== EXERCISE BRIEF ==
Reproduce each line of the material exactly, minus any picture.

====== THE RECORDS ======

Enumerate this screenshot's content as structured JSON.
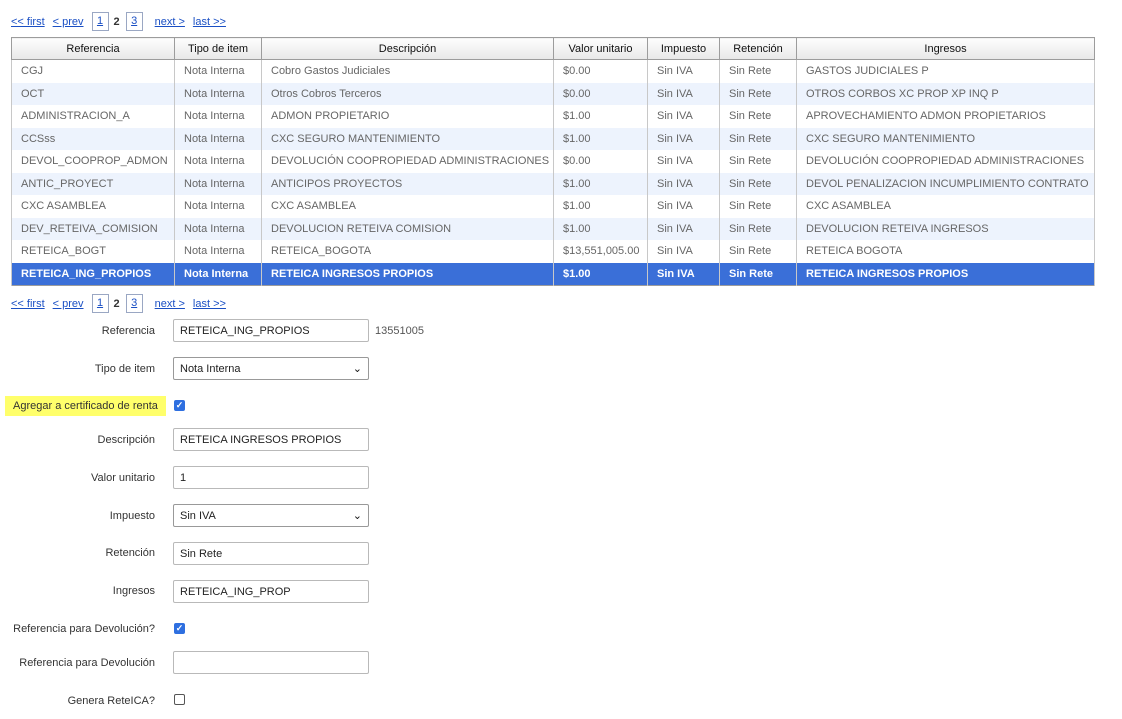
{
  "pager": {
    "first": "<< first",
    "prev": "< prev",
    "pages": [
      "1",
      "2",
      "3"
    ],
    "next": "next >",
    "last": "last >>"
  },
  "table": {
    "columns": [
      "Referencia",
      "Tipo de item",
      "Descripción",
      "Valor unitario",
      "Impuesto",
      "Retención",
      "Ingresos"
    ],
    "rows": [
      [
        "CGJ",
        "Nota Interna",
        "Cobro Gastos Judiciales",
        "$0.00",
        "Sin IVA",
        "Sin Rete",
        "GASTOS JUDICIALES P"
      ],
      [
        "OCT",
        "Nota Interna",
        "Otros Cobros Terceros",
        "$0.00",
        "Sin IVA",
        "Sin Rete",
        "OTROS CORBOS XC PROP XP INQ P"
      ],
      [
        "ADMINISTRACION_A",
        "Nota Interna",
        "ADMON PROPIETARIO",
        "$1.00",
        "Sin IVA",
        "Sin Rete",
        "APROVECHAMIENTO ADMON PROPIETARIOS"
      ],
      [
        "CCSss",
        "Nota Interna",
        "CXC SEGURO MANTENIMIENTO",
        "$1.00",
        "Sin IVA",
        "Sin Rete",
        "CXC SEGURO MANTENIMIENTO"
      ],
      [
        "DEVOL_COOPROP_ADMON",
        "Nota Interna",
        "DEVOLUCIÓN COOPROPIEDAD ADMINISTRACIONES",
        "$0.00",
        "Sin IVA",
        "Sin Rete",
        "DEVOLUCIÓN COOPROPIEDAD ADMINISTRACIONES"
      ],
      [
        "ANTIC_PROYECT",
        "Nota Interna",
        "ANTICIPOS PROYECTOS",
        "$1.00",
        "Sin IVA",
        "Sin Rete",
        "DEVOL PENALIZACION INCUMPLIMIENTO CONTRATO"
      ],
      [
        "CXC ASAMBLEA",
        "Nota Interna",
        "CXC ASAMBLEA",
        "$1.00",
        "Sin IVA",
        "Sin Rete",
        "CXC ASAMBLEA"
      ],
      [
        "DEV_RETEIVA_COMISION",
        "Nota Interna",
        "DEVOLUCION RETEIVA COMISION",
        "$1.00",
        "Sin IVA",
        "Sin Rete",
        "DEVOLUCION RETEIVA INGRESOS"
      ],
      [
        "RETEICA_BOGT",
        "Nota Interna",
        "RETEICA_BOGOTA",
        "$13,551,005.00",
        "Sin IVA",
        "Sin Rete",
        "RETEICA BOGOTA"
      ],
      [
        "RETEICA_ING_PROPIOS",
        "Nota Interna",
        "RETEICA INGRESOS PROPIOS",
        "$1.00",
        "Sin IVA",
        "Sin Rete",
        "RETEICA INGRESOS PROPIOS"
      ]
    ]
  },
  "form": {
    "referencia_label": "Referencia",
    "referencia_value": "RETEICA_ING_PROPIOS",
    "referencia_side": "13551005",
    "tipo_label": "Tipo de item",
    "tipo_value": "Nota Interna",
    "certificado_label": "Agregar a certificado de renta",
    "certificado_checked": "true",
    "descripcion_label": "Descripción",
    "descripcion_value": "RETEICA INGRESOS PROPIOS",
    "valor_label": "Valor unitario",
    "valor_value": "1",
    "impuesto_label": "Impuesto",
    "impuesto_value": "Sin IVA",
    "retencion_label": "Retención",
    "retencion_value": "Sin Rete",
    "ingresos_label": "Ingresos",
    "ingresos_value": "RETEICA_ING_PROP",
    "ref_devolucion_q_label": "Referencia para Devolución?",
    "ref_devolucion_q_checked": "true",
    "ref_devolucion_label": "Referencia para Devolución",
    "ref_devolucion_value": "",
    "genera_reteica_label": "Genera ReteICA?",
    "genera_reteica_checked": "false"
  },
  "colors": {
    "accent": "#3a6fd8",
    "highlight": "#ffff6b",
    "checkbox": "#2e6fe0"
  }
}
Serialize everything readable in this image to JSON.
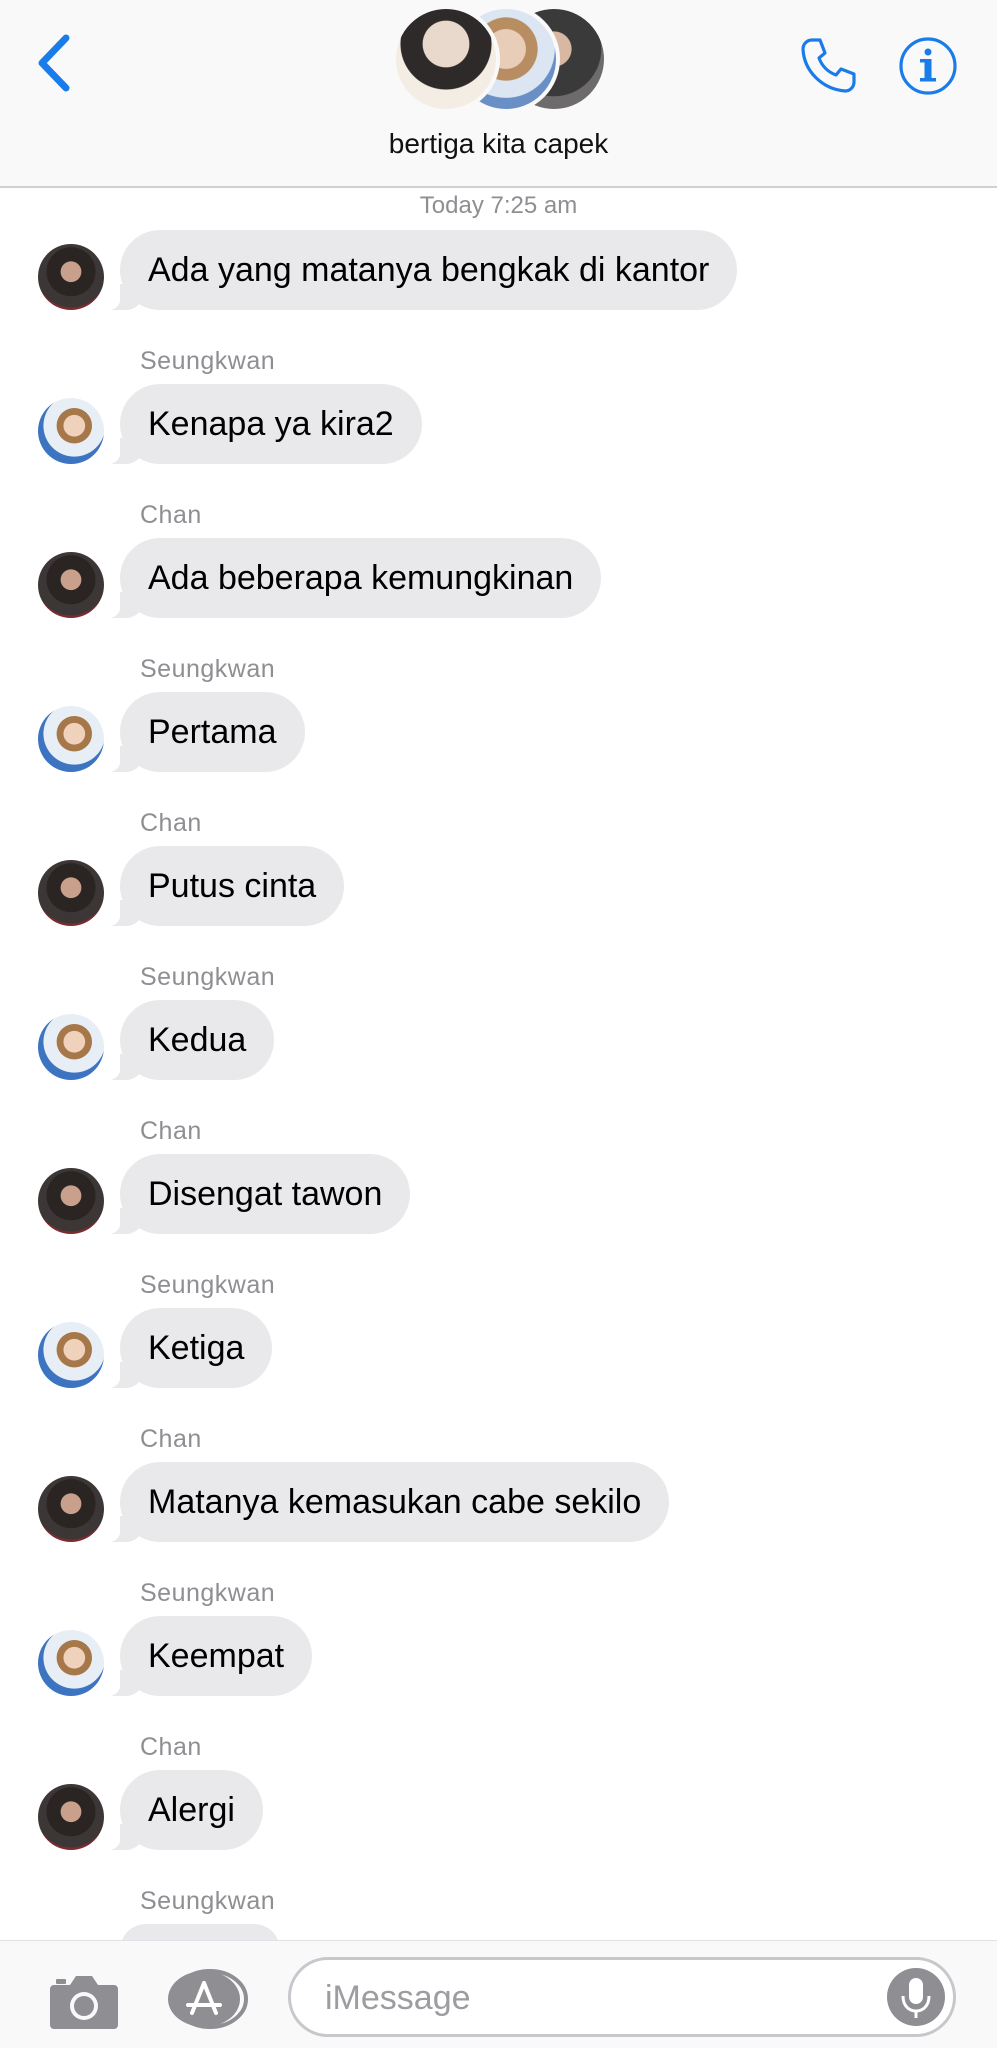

======

== RIGHT ANSWER ==
Enumerate this screenshot's content as structured JSON.
{
  "pager": {
    "first": "<< first",
    "prev": "< prev",
    "pages": [
      "1",
      "2",
      "3"
    ],
    "next": "next >",
    "last": "last >>"
  },
  "table": {
    "columns": [
      "Referencia",
      "Tipo de item",
      "Descripción",
      "Valor unitario",
      "Impuesto",
      "Retención",
      "Ingresos"
    ],
    "rows": [
      [
        "CGJ",
        "Nota Interna",
        "Cobro Gastos Judiciales",
        "$0.00",
        "Sin IVA",
        "Sin Rete",
        "GASTOS JUDICIALES P"
      ],
      [
        "OCT",
        "Nota Interna",
        "Otros Cobros Terceros",
        "$0.00",
        "Sin IVA",
        "Sin Rete",
        "OTROS CORBOS XC PROP XP INQ P"
      ],
      [
        "ADMINISTRACION_A",
        "Nota Interna",
        "ADMON PROPIETARIO",
        "$1.00",
        "Sin IVA",
        "Sin Rete",
        "APROVECHAMIENTO ADMON PROPIETARIOS"
      ],
      [
        "CCSss",
        "Nota Interna",
        "CXC SEGURO MANTENIMIENTO",
        "$1.00",
        "Sin IVA",
        "Sin Rete",
        "CXC SEGURO MANTENIMIENTO"
      ],
      [
        "DEVOL_COOPROP_ADMON",
        "Nota Interna",
        "DEVOLUCIÓN COOPROPIEDAD ADMINISTRACIONES",
        "$0.00",
        "Sin IVA",
        "Sin Rete",
        "DEVOLUCIÓN COOPROPIEDAD ADMINISTRACIONES"
      ],
      [
        "ANTIC_PROYECT",
        "Nota Interna",
        "ANTICIPOS PROYECTOS",
        "$1.00",
        "Sin IVA",
        "Sin Rete",
        "DEVOL PENALIZACION INCUMPLIMIENTO CONTRATO"
      ],
      [
        "CXC ASAMBLEA",
        "Nota Interna",
        "CXC ASAMBLEA",
        "$1.00",
        "Sin IVA",
        "Sin Rete",
        "CXC ASAMBLEA"
      ],
      [
        "DEV_RETEIVA_COMISION",
        "Nota Interna",
        "DEVOLUCION RETEIVA COMISION",
        "$1.00",
        "Sin IVA",
        "Sin Rete",
        "DEVOLUCION RETEIVA INGRESOS"
      ],
      [
        "RETEICA_BOGT",
        "Nota Interna",
        "RETEICA_BOGOTA",
        "$13,551,005.00",
        "Sin IVA",
        "Sin Rete",
        "RETEICA BOGOTA"
      ],
      [
        "RETEICA_ING_PROPIOS",
        "Nota Interna",
        "RETEICA INGRESOS PROPIOS",
        "$1.00",
        "Sin IVA",
        "Sin Rete",
        "RETEICA INGRESOS PROPIOS"
      ]
    ]
  },
  "form": {
    "referencia_label": "Referencia",
    "referencia_value": "RETEICA_ING_PROPIOS",
    "referencia_side": "13551005",
    "tipo_label": "Tipo de item",
    "tipo_value": "Nota Interna",
    "certificado_label": "Agregar a certificado de renta",
    "certificado_checked": "true",
    "descripcion_label": "Descripción",
    "descripcion_value": "RETEICA INGRESOS PROPIOS",
    "valor_label": "Valor unitario",
    "valor_value": "1",
    "impuesto_label": "Impuesto",
    "impuesto_value": "Sin IVA",
    "retencion_label": "Retención",
    "retencion_value": "Sin Rete",
    "ingresos_label": "Ingresos",
    "ingresos_value": "RETEICA_ING_PROP",
    "ref_devolucion_q_label": "Referencia para Devolución?",
    "ref_devolucion_q_checked": "true",
    "ref_devolucion_label": "Referencia para Devolución",
    "ref_devolucion_value": "",
    "genera_reteica_label": "Genera ReteICA?",
    "genera_reteica_checked": "false"
  },
  "colors": {
    "accent": "#3a6fd8",
    "highlight": "#ffff6b",
    "checkbox": "#2e6fe0"
  }
}
Serialize everything readable in this image to JSON.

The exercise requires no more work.